### TASK BRIEF
Please copy every line of the records below that holds the word "beforeRouteUpdate".

### RECORDS FOR PROCESSING
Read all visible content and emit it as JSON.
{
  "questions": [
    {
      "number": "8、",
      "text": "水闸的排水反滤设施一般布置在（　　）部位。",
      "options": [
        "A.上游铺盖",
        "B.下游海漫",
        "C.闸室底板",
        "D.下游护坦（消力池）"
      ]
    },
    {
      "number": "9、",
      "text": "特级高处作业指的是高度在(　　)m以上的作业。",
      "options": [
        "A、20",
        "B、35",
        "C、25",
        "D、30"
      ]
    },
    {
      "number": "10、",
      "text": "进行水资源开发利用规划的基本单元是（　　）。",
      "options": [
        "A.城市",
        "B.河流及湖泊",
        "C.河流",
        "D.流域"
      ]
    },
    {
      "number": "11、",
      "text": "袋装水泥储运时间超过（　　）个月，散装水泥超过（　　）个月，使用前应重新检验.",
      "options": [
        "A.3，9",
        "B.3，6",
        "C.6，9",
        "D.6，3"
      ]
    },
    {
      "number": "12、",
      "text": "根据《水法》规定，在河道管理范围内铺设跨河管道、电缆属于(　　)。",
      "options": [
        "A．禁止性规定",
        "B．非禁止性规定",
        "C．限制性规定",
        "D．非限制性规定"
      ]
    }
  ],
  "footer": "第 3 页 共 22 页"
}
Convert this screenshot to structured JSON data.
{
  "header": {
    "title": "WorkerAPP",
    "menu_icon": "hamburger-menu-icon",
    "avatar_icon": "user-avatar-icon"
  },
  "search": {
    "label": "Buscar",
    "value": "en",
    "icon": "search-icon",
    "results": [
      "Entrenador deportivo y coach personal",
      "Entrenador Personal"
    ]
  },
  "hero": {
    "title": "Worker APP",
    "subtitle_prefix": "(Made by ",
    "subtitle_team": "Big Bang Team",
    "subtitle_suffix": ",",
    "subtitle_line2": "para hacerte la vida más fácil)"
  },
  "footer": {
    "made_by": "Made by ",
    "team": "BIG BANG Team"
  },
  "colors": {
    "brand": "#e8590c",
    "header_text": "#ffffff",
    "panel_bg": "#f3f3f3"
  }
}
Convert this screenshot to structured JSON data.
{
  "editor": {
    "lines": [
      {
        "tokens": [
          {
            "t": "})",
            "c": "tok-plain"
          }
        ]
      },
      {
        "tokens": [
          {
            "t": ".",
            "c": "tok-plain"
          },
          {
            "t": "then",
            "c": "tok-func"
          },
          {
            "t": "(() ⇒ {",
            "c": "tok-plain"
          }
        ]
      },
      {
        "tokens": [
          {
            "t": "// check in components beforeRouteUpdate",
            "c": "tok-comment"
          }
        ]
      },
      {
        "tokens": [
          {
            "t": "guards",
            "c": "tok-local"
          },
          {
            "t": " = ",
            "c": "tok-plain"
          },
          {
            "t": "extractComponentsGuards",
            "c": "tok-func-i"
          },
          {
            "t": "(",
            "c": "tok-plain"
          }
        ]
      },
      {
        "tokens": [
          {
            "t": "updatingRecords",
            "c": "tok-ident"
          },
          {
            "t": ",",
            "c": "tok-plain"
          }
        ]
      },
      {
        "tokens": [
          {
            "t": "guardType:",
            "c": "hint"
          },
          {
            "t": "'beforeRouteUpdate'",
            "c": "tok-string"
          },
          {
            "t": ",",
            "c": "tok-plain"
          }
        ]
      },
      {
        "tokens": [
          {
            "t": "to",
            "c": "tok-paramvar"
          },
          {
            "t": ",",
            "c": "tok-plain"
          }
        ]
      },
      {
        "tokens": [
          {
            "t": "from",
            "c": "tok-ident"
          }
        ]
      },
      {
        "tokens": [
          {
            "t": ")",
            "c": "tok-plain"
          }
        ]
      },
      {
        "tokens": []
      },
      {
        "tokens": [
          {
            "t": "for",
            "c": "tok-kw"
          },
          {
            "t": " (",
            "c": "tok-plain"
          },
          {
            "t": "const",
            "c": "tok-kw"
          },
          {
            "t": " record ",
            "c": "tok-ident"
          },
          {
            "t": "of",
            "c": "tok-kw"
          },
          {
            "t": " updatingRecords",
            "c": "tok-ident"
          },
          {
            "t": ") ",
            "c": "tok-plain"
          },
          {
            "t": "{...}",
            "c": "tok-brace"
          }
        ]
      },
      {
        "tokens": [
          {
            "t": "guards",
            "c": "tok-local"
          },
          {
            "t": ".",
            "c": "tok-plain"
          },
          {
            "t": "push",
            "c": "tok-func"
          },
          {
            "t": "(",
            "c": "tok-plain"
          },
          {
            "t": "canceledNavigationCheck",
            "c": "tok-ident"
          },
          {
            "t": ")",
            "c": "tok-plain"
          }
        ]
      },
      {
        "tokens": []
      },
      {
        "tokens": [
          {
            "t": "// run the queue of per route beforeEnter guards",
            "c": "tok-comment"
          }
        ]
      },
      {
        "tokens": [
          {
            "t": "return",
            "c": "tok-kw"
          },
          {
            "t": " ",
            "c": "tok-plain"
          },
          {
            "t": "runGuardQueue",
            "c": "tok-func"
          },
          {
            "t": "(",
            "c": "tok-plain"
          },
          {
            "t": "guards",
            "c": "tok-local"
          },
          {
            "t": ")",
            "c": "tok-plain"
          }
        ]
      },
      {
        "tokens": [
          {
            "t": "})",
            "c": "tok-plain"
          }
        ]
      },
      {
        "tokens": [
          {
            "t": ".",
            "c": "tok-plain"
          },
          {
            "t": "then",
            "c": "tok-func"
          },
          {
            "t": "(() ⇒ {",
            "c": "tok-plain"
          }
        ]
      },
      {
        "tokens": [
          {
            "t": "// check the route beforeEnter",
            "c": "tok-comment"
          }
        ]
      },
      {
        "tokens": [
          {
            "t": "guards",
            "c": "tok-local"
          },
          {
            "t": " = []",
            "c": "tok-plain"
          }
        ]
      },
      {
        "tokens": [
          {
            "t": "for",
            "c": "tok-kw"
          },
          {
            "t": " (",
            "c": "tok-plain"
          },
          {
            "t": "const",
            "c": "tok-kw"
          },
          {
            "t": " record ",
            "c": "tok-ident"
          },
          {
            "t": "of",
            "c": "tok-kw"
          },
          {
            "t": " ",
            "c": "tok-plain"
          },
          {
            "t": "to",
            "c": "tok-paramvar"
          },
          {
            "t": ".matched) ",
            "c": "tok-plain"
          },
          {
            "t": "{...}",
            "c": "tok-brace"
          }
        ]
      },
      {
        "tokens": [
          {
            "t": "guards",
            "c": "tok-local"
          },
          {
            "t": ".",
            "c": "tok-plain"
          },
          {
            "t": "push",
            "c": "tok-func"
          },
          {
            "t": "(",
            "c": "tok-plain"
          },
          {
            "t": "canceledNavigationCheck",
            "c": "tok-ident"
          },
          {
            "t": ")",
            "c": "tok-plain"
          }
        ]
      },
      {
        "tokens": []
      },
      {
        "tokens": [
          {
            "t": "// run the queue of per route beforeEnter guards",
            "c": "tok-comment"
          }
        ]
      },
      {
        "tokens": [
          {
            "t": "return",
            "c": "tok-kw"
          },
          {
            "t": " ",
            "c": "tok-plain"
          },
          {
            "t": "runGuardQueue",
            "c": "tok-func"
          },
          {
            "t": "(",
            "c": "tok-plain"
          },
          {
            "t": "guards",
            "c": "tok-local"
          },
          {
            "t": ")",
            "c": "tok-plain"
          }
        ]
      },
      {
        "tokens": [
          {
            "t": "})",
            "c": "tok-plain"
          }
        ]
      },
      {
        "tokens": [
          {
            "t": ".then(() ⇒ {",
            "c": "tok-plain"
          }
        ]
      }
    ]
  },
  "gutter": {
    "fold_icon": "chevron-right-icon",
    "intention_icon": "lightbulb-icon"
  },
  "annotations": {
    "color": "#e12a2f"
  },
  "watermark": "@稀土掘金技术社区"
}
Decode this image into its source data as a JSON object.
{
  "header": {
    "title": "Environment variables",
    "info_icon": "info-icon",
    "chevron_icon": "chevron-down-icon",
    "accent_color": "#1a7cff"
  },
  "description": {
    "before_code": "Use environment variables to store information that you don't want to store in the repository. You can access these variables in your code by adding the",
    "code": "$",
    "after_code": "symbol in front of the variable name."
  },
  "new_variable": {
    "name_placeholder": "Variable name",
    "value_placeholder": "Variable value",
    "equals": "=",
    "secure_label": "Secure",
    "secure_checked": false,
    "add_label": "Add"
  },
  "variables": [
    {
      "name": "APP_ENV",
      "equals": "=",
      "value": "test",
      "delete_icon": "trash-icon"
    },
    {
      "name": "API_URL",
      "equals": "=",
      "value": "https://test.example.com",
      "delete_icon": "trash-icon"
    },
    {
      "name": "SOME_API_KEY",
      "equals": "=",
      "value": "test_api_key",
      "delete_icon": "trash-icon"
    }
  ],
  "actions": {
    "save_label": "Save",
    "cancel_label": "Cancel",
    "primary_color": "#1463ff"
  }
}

### RESPONSE FOR THIS EXERCISE
            "t": "// check in components beforeRouteUpdate",
            "t": "'beforeRouteUpdate'",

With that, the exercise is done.